**Directive**
Set out every line bearing the string "подвальных".

— begin —

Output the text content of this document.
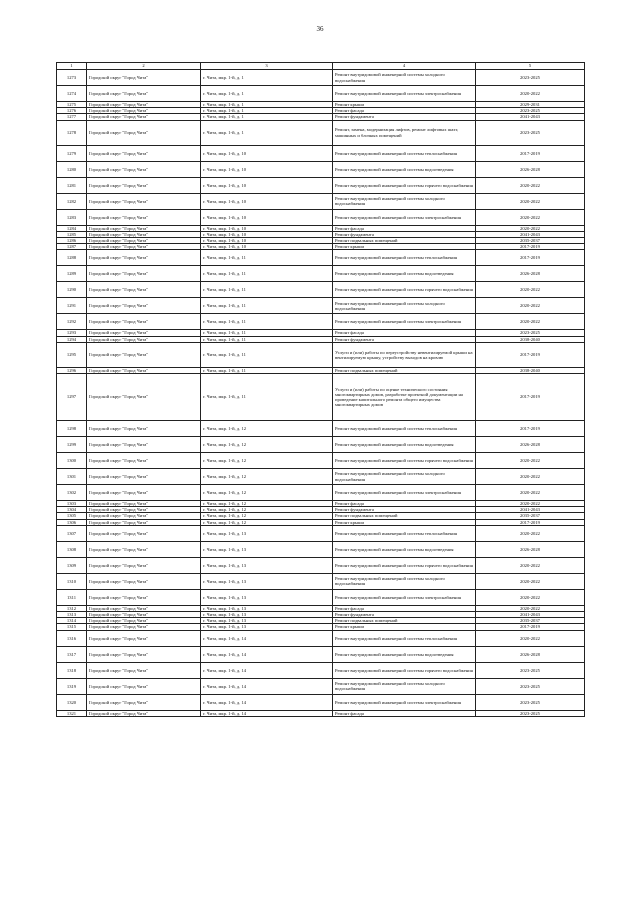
36
1	2	3	4	5
1273	Городской округ "Город Чита"	г. Чита, мкр. 1-й, д. 1	Ремонт внутридомовой инженерной системы холодного водоснабжения	2023-2025
1274	Городской округ "Город Чита"	г. Чита, мкр. 1-й, д. 1	Ремонт внутридомовой инженерной системы электроснабжения	2020-2022
1275	Городской округ "Город Чита"	г. Чита, мкр. 1-й, д. 1	Ремонт крыши	2029-2031
1276	Городской округ "Город Чита"	г. Чита, мкр. 1-й, д. 1	Ремонт фасада	2023-2025
1277	Городской округ "Город Чита"	г. Чита, мкр. 1-й, д. 1	Ремонт фундамента	2041-2043
1278	Городской округ "Город Чита"	г. Чита, мкр. 1-й, д. 1	Ремонт, замена, модернизация лифтов, ремонт лифтовых шахт, машинных и блочных помещений	2023-2025
1279	Городской округ "Город Чита"	г. Чита, мкр. 1-й, д. 10	Ремонт внутридомовой инженерной системы теплоснабжения	2017-2019
1280	Городской округ "Город Чита"	г. Чита, мкр. 1-й, д. 10	Ремонт внутридомовой инженерной системы водоотведения	2026-2028
1281	Городской округ "Город Чита"	г. Чита, мкр. 1-й, д. 10	Ремонт внутридомовой инженерной системы горячего водоснабжения	2020-2022
1282	Городской округ "Город Чита"	г. Чита, мкр. 1-й, д. 10	Ремонт внутридомовой инженерной системы холодного водоснабжения	2020-2022
1283	Городской округ "Город Чита"	г. Чита, мкр. 1-й, д. 10	Ремонт внутридомовой инженерной системы электроснабжения	2020-2022
1284	Городской округ "Город Чита"	г. Чита, мкр. 1-й, д. 10	Ремонт фасада	2020-2022
1285	Городской округ "Город Чита"	г. Чита, мкр. 1-й, д. 10	Ремонт фундамента	2041-2043
1286	Городской округ "Город Чита"	г. Чита, мкр. 1-й, д. 10	Ремонт подвальных помещений	2035-2037
1287	Городской округ "Город Чита"	г. Чита, мкр. 1-й, д. 10	Ремонт крыши	2017-2019
1288	Городской округ "Город Чита"	г. Чита, мкр. 1-й, д. 11	Ремонт внутридомовой инженерной системы теплоснабжения	2017-2019
1289	Городской округ "Город Чита"	г. Чита, мкр. 1-й, д. 11	Ремонт внутридомовой инженерной системы водоотведения	2026-2028
1290	Городской округ "Город Чита"	г. Чита, мкр. 1-й, д. 11	Ремонт внутридомовой инженерной системы горячего водоснабжения	2020-2022
1291	Городской округ "Город Чита"	г. Чита, мкр. 1-й, д. 11	Ремонт внутридомовой инженерной системы холодного водоснабжения	2020-2022
1292	Городской округ "Город Чита"	г. Чита, мкр. 1-й, д. 11	Ремонт внутридомовой инженерной системы электроснабжения	2020-2022
1293	Городской округ "Город Чита"	г. Чита, мкр. 1-й, д. 11	Ремонт фасада	2023-2025
1294	Городской округ "Город Чита"	г. Чита, мкр. 1-й, д. 11	Ремонт фундамента	2038-2040
1295	Городской округ "Город Чита"	г. Чита, мкр. 1-й, д. 11	Услуги и (или) работы по переустройству невентилируемой крыши на вентилируемую крышу, устройству выходов на кровлю	2017-2019
1296	Городской округ "Город Чита"	г. Чита, мкр. 1-й, д. 11	Ремонт подвальных помещений	2038-2040
1297	Городской округ "Город Чита"	г. Чита, мкр. 1-й, д. 11	Услуги и (или) работы по оценке технического состояния многоквартирных домов, разработке проектной документации на проведение капитального ремонта общего имущества многоквартирных домов	2017-2019
1298	Городской округ "Город Чита"	г. Чита, мкр. 1-й, д. 12	Ремонт внутридомовой инженерной системы теплоснабжения	2017-2019
1299	Городской округ "Город Чита"	г. Чита, мкр. 1-й, д. 12	Ремонт внутридомовой инженерной системы водоотведения	2026-2028
1300	Городской округ "Город Чита"	г. Чита, мкр. 1-й, д. 12	Ремонт внутридомовой инженерной системы горячего водоснабжения	2020-2022
1301	Городской округ "Город Чита"	г. Чита, мкр. 1-й, д. 12	Ремонт внутридомовой инженерной системы холодного водоснабжения	2020-2022
1302	Городской округ "Город Чита"	г. Чита, мкр. 1-й, д. 12	Ремонт внутридомовой инженерной системы электроснабжения	2020-2022
1303	Городской округ "Город Чита"	г. Чита, мкр. 1-й, д. 12	Ремонт фасада	2020-2022
1304	Городской округ "Город Чита"	г. Чита, мкр. 1-й, д. 12	Ремонт фундамента	2041-2043
1305	Городской округ "Город Чита"	г. Чита, мкр. 1-й, д. 12	Ремонт подвальных помещений	2035-2037
1306	Городской округ "Город Чита"	г. Чита, мкр. 1-й, д. 12	Ремонт крыши	2017-2019
1307	Городской округ "Город Чита"	г. Чита, мкр. 1-й, д. 13	Ремонт внутридомовой инженерной системы теплоснабжения	2020-2022
1308	Городской округ "Город Чита"	г. Чита, мкр. 1-й, д. 13	Ремонт внутридомовой инженерной системы водоотведения	2026-2028
1309	Городской округ "Город Чита"	г. Чита, мкр. 1-й, д. 13	Ремонт внутридомовой инженерной системы горячего водоснабжения	2020-2022
1310	Городской округ "Город Чита"	г. Чита, мкр. 1-й, д. 13	Ремонт внутридомовой инженерной системы холодного водоснабжения	2020-2022
1311	Городской округ "Город Чита"	г. Чита, мкр. 1-й, д. 13	Ремонт внутридомовой инженерной системы электроснабжения	2020-2022
1312	Городской округ "Город Чита"	г. Чита, мкр. 1-й, д. 13	Ремонт фасада	2020-2022
1313	Городской округ "Город Чита"	г. Чита, мкр. 1-й, д. 13	Ремонт фундамента	2041-2043
1314	Городской округ "Город Чита"	г. Чита, мкр. 1-й, д. 13	Ремонт подвальных помещений	2035-2037
1315	Городской округ "Город Чита"	г. Чита, мкр. 1-й, д. 13	Ремонт крыши	2017-2019
1316	Городской округ "Город Чита"	г. Чита, мкр. 1-й, д. 14	Ремонт внутридомовой инженерной системы теплоснабжения	2020-2022
1317	Городской округ "Город Чита"	г. Чита, мкр. 1-й, д. 14	Ремонт внутридомовой инженерной системы водоотведения	2026-2028
1318	Городской округ "Город Чита"	г. Чита, мкр. 1-й, д. 14	Ремонт внутридомовой инженерной системы горячего водоснабжения	2023-2025
1319	Городской округ "Город Чита"	г. Чита, мкр. 1-й, д. 14	Ремонт внутридомовой инженерной системы холодного водоснабжения	2023-2025
1320	Городской округ "Город Чита"	г. Чита, мкр. 1-й, д. 14	Ремонт внутридомовой инженерной системы электроснабжения	2023-2025
1321	Городской округ "Город Чита"	г. Чита, мкр. 1-й, д. 14	Ремонт фасада	2023-2025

— end —

**Correct output**
1286	Городской округ "Город Чита"	г. Чита, мкр. 1-й, д. 10	Ремонт подвальных помещений	2035-2037
1296	Городской округ "Город Чита"	г. Чита, мкр. 1-й, д. 11	Ремонт подвальных помещений	2038-2040
1305	Городской округ "Город Чита"	г. Чита, мкр. 1-й, д. 12	Ремонт подвальных помещений	2035-2037
1314	Городской округ "Город Чита"	г. Чита, мкр. 1-й, д. 13	Ремонт подвальных помещений	2035-2037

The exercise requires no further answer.